=== SUPPLIED DATA ===
• • • • •

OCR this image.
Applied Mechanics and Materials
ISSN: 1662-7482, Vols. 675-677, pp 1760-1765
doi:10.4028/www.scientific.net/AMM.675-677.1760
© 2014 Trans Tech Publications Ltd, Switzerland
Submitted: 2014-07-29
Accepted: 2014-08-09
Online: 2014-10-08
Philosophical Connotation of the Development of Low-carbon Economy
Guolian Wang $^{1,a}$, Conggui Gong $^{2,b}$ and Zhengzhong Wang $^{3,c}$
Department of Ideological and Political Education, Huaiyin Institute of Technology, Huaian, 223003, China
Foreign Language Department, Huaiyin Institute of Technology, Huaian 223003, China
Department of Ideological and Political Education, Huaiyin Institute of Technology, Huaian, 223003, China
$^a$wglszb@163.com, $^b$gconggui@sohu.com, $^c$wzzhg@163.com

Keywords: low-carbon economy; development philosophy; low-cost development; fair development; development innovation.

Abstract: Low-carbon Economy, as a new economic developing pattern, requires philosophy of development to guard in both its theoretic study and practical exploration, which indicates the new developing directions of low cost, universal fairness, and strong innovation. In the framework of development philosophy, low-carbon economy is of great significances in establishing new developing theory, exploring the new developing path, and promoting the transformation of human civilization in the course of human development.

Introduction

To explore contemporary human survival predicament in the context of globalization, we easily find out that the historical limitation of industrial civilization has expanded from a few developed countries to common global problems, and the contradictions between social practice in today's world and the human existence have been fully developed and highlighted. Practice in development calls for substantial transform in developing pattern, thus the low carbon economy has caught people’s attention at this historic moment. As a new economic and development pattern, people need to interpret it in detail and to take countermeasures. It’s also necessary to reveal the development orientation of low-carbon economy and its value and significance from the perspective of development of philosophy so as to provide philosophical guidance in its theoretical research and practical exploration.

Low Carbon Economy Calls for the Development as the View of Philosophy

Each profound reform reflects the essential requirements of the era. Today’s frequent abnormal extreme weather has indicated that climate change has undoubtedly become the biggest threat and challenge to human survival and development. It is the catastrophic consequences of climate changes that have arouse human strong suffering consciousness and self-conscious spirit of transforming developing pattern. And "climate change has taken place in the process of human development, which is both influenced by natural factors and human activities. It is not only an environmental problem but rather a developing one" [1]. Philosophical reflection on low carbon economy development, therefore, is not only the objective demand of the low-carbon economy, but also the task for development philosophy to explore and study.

• • • • •

The records above should be restated word for word, please.

OCR this image.
Applied Mechanics and Materials
ISSN: 1662-7482, Vols. 675-677, pp 1760-1765
doi:10.4028/www.scientific.net/AMM.675-677.1760
© 2014 Trans Tech Publications Ltd, Switzerland
Submitted: 2014-07-29
Accepted: 2014-08-09
Online: 2014-10-08
Philosophical Connotation of the Development of Low-carbon Economy
Guolian Wang $^{1,a}$, Conggui Gong $^{2,b}$ and Zhengzhong Wang $^{3,c}$
Department of Ideological and Political Education, Huaiyin Institute of Technology, Huaian, 223003, China
Foreign Language Department, Huaiyin Institute of Technology, Huaian 223003, China
Department of Ideological and Political Education, Huaiyin Institute of Technology, Huaian, 223003, China
$^a$wglszb@163.com, $^b$gconggui@sohu.com, $^c$wzzhg@163.com

Keywords: low-carbon economy; development philosophy; low-cost development; fair development; development innovation.

Abstract: Low-carbon Economy, as a new economic developing pattern, requires philosophy of development to guard in both its theoretic study and practical exploration, which indicates the new developing directions of low cost, universal fairness, and strong innovation. In the framework of development philosophy, low-carbon economy is of great significances in establishing new developing theory, exploring the new developing path, and promoting the transformation of human civilization in the course of human development.

Introduction

To explore contemporary human survival predicament in the context of globalization, we easily find out that the historical limitation of industrial civilization has expanded from a few developed countries to common global problems, and the contradictions between social practice in today's world and the human existence have been fully developed and highlighted. Practice in development calls for substantial transform in developing pattern, thus the low carbon economy has caught people’s attention at this historic moment. As a new economic and development pattern, people need to interpret it in detail and to take countermeasures. It’s also necessary to reveal the development orientation of low-carbon economy and its value and significance from the perspective of development of philosophy so as to provide philosophical guidance in its theoretical research and practical exploration.

Low Carbon Economy Calls for the Development as the View of Philosophy

Each profound reform reflects the essential requirements of the era. Today’s frequent abnormal extreme weather has indicated that climate change has undoubtedly become the biggest threat and challenge to human survival and development. It is the catastrophic consequences of climate changes that have arouse human strong suffering consciousness and self-conscious spirit of transforming developing pattern. And "climate change has taken place in the process of human development, which is both influenced by natural factors and human activities. It is not only an environmental problem but rather a developing one" [1]. Philosophical reflection on low carbon economy development, therefore, is not only the objective demand of the low-carbon economy, but also the task for development philosophy to explore and study.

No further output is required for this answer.